### PROMPT
Reproduce the entries word for word, and omit any picture you find in them.

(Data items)
☆ ☆ ☆ ☆ ☆ ☆ ☆
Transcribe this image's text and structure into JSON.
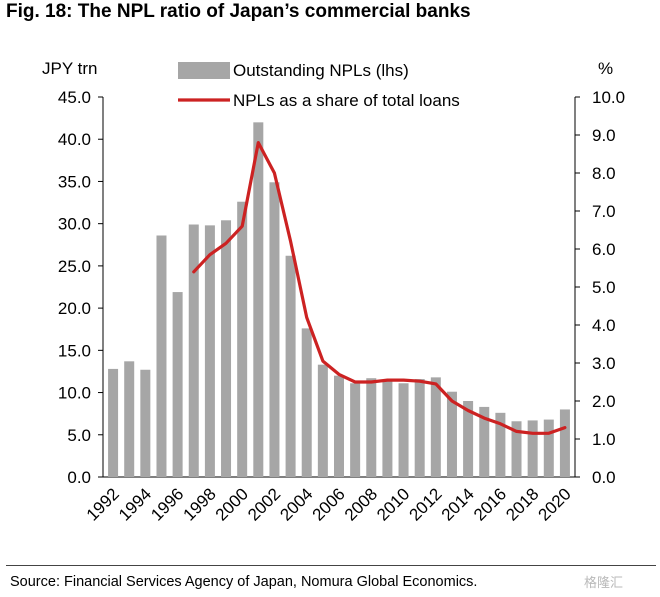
{
  "title": "Fig. 18: The NPL ratio of Japan’s commercial banks",
  "source": "Source: Financial Services Agency of Japan, Nomura Global Economics.",
  "watermark": "格隆汇",
  "chart_data": {
    "type": "bar",
    "y_left_unit": "JPY trn",
    "y_right_unit": "%",
    "ylim_left": [
      0,
      45
    ],
    "ylim_right": [
      0,
      10
    ],
    "left_ticks": [
      "0.0",
      "5.0",
      "10.0",
      "15.0",
      "20.0",
      "25.0",
      "30.0",
      "35.0",
      "40.0",
      "45.0"
    ],
    "right_ticks": [
      "0.0",
      "1.0",
      "2.0",
      "3.0",
      "4.0",
      "5.0",
      "6.0",
      "7.0",
      "8.0",
      "9.0",
      "10.0"
    ],
    "x_tick_labels": [
      "1992",
      "1994",
      "1996",
      "1998",
      "2000",
      "2002",
      "2004",
      "2006",
      "2008",
      "2010",
      "2012",
      "2014",
      "2016",
      "2018",
      "2020"
    ],
    "x": [
      1992,
      1993,
      1994,
      1995,
      1996,
      1997,
      1998,
      1999,
      2000,
      2001,
      2002,
      2003,
      2004,
      2005,
      2006,
      2007,
      2008,
      2009,
      2010,
      2011,
      2012,
      2013,
      2014,
      2015,
      2016,
      2017,
      2018,
      2019,
      2020
    ],
    "bar_series": {
      "name": "Outstanding NPLs (lhs)",
      "color": "#a6a6a6",
      "values": [
        12.8,
        13.7,
        12.7,
        28.6,
        21.9,
        29.9,
        29.8,
        30.4,
        32.6,
        42.0,
        34.9,
        26.2,
        17.6,
        13.3,
        12.0,
        11.1,
        11.7,
        11.4,
        11.1,
        11.6,
        11.8,
        10.1,
        9.0,
        8.3,
        7.6,
        6.6,
        6.7,
        6.8,
        8.0
      ]
    },
    "line_series": {
      "name": "NPLs as a share of total loans",
      "color": "#cc2222",
      "x": [
        1997,
        1998,
        1999,
        2000,
        2001,
        2002,
        2003,
        2004,
        2005,
        2006,
        2007,
        2008,
        2009,
        2010,
        2011,
        2012,
        2013,
        2014,
        2015,
        2016,
        2017,
        2018,
        2019,
        2020
      ],
      "values": [
        5.4,
        5.85,
        6.15,
        6.6,
        8.8,
        8.0,
        6.2,
        4.2,
        3.05,
        2.7,
        2.5,
        2.5,
        2.55,
        2.55,
        2.52,
        2.45,
        2.0,
        1.75,
        1.55,
        1.4,
        1.2,
        1.15,
        1.15,
        1.3
      ]
    },
    "grid": false,
    "legend_position": "top-center"
  }
}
☆ ☆ ☆ ☆ ☆ ☆ ☆
### FULL RESPONSE
Transcribe this image's text and structure into JSON.
{
  "title": "Fig. 18: The NPL ratio of Japan’s commercial banks",
  "source": "Source: Financial Services Agency of Japan, Nomura Global Economics.",
  "watermark": "格隆汇",
  "chart_data": {
    "type": "bar",
    "y_left_unit": "JPY trn",
    "y_right_unit": "%",
    "ylim_left": [
      0,
      45
    ],
    "ylim_right": [
      0,
      10
    ],
    "left_ticks": [
      "0.0",
      "5.0",
      "10.0",
      "15.0",
      "20.0",
      "25.0",
      "30.0",
      "35.0",
      "40.0",
      "45.0"
    ],
    "right_ticks": [
      "0.0",
      "1.0",
      "2.0",
      "3.0",
      "4.0",
      "5.0",
      "6.0",
      "7.0",
      "8.0",
      "9.0",
      "10.0"
    ],
    "x_tick_labels": [
      "1992",
      "1994",
      "1996",
      "1998",
      "2000",
      "2002",
      "2004",
      "2006",
      "2008",
      "2010",
      "2012",
      "2014",
      "2016",
      "2018",
      "2020"
    ],
    "x": [
      1992,
      1993,
      1994,
      1995,
      1996,
      1997,
      1998,
      1999,
      2000,
      2001,
      2002,
      2003,
      2004,
      2005,
      2006,
      2007,
      2008,
      2009,
      2010,
      2011,
      2012,
      2013,
      2014,
      2015,
      2016,
      2017,
      2018,
      2019,
      2020
    ],
    "bar_series": {
      "name": "Outstanding NPLs (lhs)",
      "color": "#a6a6a6",
      "values": [
        12.8,
        13.7,
        12.7,
        28.6,
        21.9,
        29.9,
        29.8,
        30.4,
        32.6,
        42.0,
        34.9,
        26.2,
        17.6,
        13.3,
        12.0,
        11.1,
        11.7,
        11.4,
        11.1,
        11.6,
        11.8,
        10.1,
        9.0,
        8.3,
        7.6,
        6.6,
        6.7,
        6.8,
        8.0
      ]
    },
    "line_series": {
      "name": "NPLs as a share of total loans",
      "color": "#cc2222",
      "x": [
        1997,
        1998,
        1999,
        2000,
        2001,
        2002,
        2003,
        2004,
        2005,
        2006,
        2007,
        2008,
        2009,
        2010,
        2011,
        2012,
        2013,
        2014,
        2015,
        2016,
        2017,
        2018,
        2019,
        2020
      ],
      "values": [
        5.4,
        5.85,
        6.15,
        6.6,
        8.8,
        8.0,
        6.2,
        4.2,
        3.05,
        2.7,
        2.5,
        2.5,
        2.55,
        2.55,
        2.52,
        2.45,
        2.0,
        1.75,
        1.55,
        1.4,
        1.2,
        1.15,
        1.15,
        1.3
      ]
    },
    "grid": false,
    "legend_position": "top-center"
  }
}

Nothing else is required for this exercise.